WHAT YOU SHOULD DO
Quote all entries in full, exactly.

--- BEGIN ---

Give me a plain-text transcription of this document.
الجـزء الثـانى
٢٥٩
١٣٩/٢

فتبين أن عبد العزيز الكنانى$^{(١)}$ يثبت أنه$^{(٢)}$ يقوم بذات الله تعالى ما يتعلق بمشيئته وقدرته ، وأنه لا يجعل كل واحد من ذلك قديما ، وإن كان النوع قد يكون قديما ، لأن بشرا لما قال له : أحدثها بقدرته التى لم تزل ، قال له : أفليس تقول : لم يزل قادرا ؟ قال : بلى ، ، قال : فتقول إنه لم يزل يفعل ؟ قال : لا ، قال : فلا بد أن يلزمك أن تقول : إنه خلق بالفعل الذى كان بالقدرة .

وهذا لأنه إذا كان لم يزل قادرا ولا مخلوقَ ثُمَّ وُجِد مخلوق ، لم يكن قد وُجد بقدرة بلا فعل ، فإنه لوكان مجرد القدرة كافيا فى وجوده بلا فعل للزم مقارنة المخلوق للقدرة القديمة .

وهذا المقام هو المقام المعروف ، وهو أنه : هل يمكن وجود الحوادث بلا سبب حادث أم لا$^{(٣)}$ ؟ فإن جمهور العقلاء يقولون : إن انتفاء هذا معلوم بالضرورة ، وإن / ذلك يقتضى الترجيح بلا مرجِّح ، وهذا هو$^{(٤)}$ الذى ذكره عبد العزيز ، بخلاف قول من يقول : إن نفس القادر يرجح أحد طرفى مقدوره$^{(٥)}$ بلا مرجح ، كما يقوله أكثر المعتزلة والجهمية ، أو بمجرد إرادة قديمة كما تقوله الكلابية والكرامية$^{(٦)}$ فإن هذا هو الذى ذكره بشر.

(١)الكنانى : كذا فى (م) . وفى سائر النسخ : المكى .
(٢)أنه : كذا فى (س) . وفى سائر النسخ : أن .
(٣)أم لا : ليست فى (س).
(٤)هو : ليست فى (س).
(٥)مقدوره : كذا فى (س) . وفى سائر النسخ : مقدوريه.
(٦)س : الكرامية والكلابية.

--- END ---

PROBLEM SOLUTION
Give me a plain-text transcription of this document.
الجـزء الثـانى
٢٥٩
١٣٩/٢

فتبين أن عبد العزيز الكنانى$^{(١)}$ يثبت أنه$^{(٢)}$ يقوم بذات الله تعالى ما يتعلق بمشيئته وقدرته ، وأنه لا يجعل كل واحد من ذلك قديما ، وإن كان النوع قد يكون قديما ، لأن بشرا لما قال له : أحدثها بقدرته التى لم تزل ، قال له : أفليس تقول : لم يزل قادرا ؟ قال : بلى ، ، قال : فتقول إنه لم يزل يفعل ؟ قال : لا ، قال : فلا بد أن يلزمك أن تقول : إنه خلق بالفعل الذى كان بالقدرة .

وهذا لأنه إذا كان لم يزل قادرا ولا مخلوقَ ثُمَّ وُجِد مخلوق ، لم يكن قد وُجد بقدرة بلا فعل ، فإنه لوكان مجرد القدرة كافيا فى وجوده بلا فعل للزم مقارنة المخلوق للقدرة القديمة .

وهذا المقام هو المقام المعروف ، وهو أنه : هل يمكن وجود الحوادث بلا سبب حادث أم لا$^{(٣)}$ ؟ فإن جمهور العقلاء يقولون : إن انتفاء هذا معلوم بالضرورة ، وإن / ذلك يقتضى الترجيح بلا مرجِّح ، وهذا هو$^{(٤)}$ الذى ذكره عبد العزيز ، بخلاف قول من يقول : إن نفس القادر يرجح أحد طرفى مقدوره$^{(٥)}$ بلا مرجح ، كما يقوله أكثر المعتزلة والجهمية ، أو بمجرد إرادة قديمة كما تقوله الكلابية والكرامية$^{(٦)}$ فإن هذا هو الذى ذكره بشر.

(١)الكنانى : كذا فى (م) . وفى سائر النسخ : المكى .
(٢)أنه : كذا فى (س) . وفى سائر النسخ : أن .
(٣)أم لا : ليست فى (س).
(٤)هو : ليست فى (س).
(٥)مقدوره : كذا فى (س) . وفى سائر النسخ : مقدوريه.
(٦)س : الكرامية والكلابية.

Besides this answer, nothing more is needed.